| Exercise input |

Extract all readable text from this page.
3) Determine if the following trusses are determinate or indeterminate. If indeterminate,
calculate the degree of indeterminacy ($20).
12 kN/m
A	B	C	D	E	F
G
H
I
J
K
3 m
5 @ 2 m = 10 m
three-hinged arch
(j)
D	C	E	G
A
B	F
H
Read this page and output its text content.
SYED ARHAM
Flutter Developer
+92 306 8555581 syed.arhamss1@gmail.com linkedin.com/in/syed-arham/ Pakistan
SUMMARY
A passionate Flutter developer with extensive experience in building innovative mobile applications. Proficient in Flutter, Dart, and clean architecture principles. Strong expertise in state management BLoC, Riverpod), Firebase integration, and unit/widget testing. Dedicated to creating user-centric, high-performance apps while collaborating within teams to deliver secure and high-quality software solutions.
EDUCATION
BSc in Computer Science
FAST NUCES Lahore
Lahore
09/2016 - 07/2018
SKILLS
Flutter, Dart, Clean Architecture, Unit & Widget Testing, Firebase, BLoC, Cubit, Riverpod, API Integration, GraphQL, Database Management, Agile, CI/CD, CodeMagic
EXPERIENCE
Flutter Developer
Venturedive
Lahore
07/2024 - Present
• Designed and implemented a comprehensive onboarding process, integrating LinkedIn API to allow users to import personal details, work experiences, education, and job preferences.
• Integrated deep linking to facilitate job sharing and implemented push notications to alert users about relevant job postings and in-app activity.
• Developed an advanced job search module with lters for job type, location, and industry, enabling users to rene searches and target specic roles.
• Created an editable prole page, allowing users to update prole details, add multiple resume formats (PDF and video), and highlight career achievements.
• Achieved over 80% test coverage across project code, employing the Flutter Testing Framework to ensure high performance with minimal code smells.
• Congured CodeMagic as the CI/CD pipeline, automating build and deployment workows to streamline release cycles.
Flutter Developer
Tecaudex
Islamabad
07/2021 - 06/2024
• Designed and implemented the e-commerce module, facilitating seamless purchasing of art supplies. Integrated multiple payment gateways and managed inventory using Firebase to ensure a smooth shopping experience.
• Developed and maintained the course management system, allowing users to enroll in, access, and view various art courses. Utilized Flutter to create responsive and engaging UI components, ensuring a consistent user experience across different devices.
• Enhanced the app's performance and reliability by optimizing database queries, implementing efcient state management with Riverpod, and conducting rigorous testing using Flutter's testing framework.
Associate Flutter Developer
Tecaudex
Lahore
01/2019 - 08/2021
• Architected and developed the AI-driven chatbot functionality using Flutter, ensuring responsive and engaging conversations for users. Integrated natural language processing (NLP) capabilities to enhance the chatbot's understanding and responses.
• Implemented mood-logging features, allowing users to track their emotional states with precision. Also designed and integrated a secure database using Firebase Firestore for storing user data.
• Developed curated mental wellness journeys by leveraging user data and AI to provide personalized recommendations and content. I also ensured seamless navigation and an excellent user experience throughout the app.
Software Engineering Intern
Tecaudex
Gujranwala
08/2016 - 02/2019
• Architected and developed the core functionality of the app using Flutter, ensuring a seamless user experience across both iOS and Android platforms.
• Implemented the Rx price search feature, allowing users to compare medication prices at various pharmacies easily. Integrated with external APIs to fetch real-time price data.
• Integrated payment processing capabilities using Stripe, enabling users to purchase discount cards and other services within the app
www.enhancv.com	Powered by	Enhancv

| Your goal |
Every line of the data above should be reproduced word for word.

| Exercise response |
Extract all readable text from this page.
3) Determine if the following trusses are determinate or indeterminate. If indeterminate,
calculate the degree of indeterminacy ($20).
12 kN/m
A	B	C	D	E	F
G
H
I
J
K
3 m
5 @ 2 m = 10 m
three-hinged arch
(j)
D	C	E	G
A
B	F
H
Read this page and output its text content.
SYED ARHAM
Flutter Developer
+92 306 8555581 syed.arhamss1@gmail.com linkedin.com/in/syed-arham/ Pakistan
SUMMARY
A passionate Flutter developer with extensive experience in building innovative mobile applications. Proficient in Flutter, Dart, and clean architecture principles. Strong expertise in state management BLoC, Riverpod), Firebase integration, and unit/widget testing. Dedicated to creating user-centric, high-performance apps while collaborating within teams to deliver secure and high-quality software solutions.
EDUCATION
BSc in Computer Science
FAST NUCES Lahore
Lahore
09/2016 - 07/2018
SKILLS
Flutter, Dart, Clean Architecture, Unit & Widget Testing, Firebase, BLoC, Cubit, Riverpod, API Integration, GraphQL, Database Management, Agile, CI/CD, CodeMagic
EXPERIENCE
Flutter Developer
Venturedive
Lahore
07/2024 - Present
• Designed and implemented a comprehensive onboarding process, integrating LinkedIn API to allow users to import personal details, work experiences, education, and job preferences.
• Integrated deep linking to facilitate job sharing and implemented push notications to alert users about relevant job postings and in-app activity.
• Developed an advanced job search module with lters for job type, location, and industry, enabling users to rene searches and target specic roles.
• Created an editable prole page, allowing users to update prole details, add multiple resume formats (PDF and video), and highlight career achievements.
• Achieved over 80% test coverage across project code, employing the Flutter Testing Framework to ensure high performance with minimal code smells.
• Congured CodeMagic as the CI/CD pipeline, automating build and deployment workows to streamline release cycles.
Flutter Developer
Tecaudex
Islamabad
07/2021 - 06/2024
• Designed and implemented the e-commerce module, facilitating seamless purchasing of art supplies. Integrated multiple payment gateways and managed inventory using Firebase to ensure a smooth shopping experience.
• Developed and maintained the course management system, allowing users to enroll in, access, and view various art courses. Utilized Flutter to create responsive and engaging UI components, ensuring a consistent user experience across different devices.
• Enhanced the app's performance and reliability by optimizing database queries, implementing efcient state management with Riverpod, and conducting rigorous testing using Flutter's testing framework.
Associate Flutter Developer
Tecaudex
Lahore
01/2019 - 08/2021
• Architected and developed the AI-driven chatbot functionality using Flutter, ensuring responsive and engaging conversations for users. Integrated natural language processing (NLP) capabilities to enhance the chatbot's understanding and responses.
• Implemented mood-logging features, allowing users to track their emotional states with precision. Also designed and integrated a secure database using Firebase Firestore for storing user data.
• Developed curated mental wellness journeys by leveraging user data and AI to provide personalized recommendations and content. I also ensured seamless navigation and an excellent user experience throughout the app.
Software Engineering Intern
Tecaudex
Gujranwala
08/2016 - 02/2019
• Architected and developed the core functionality of the app using Flutter, ensuring a seamless user experience across both iOS and Android platforms.
• Implemented the Rx price search feature, allowing users to compare medication prices at various pharmacies easily. Integrated with external APIs to fetch real-time price data.
• Integrated payment processing capabilities using Stripe, enabling users to purchase discount cards and other services within the app
www.enhancv.com	Powered by	Enhancv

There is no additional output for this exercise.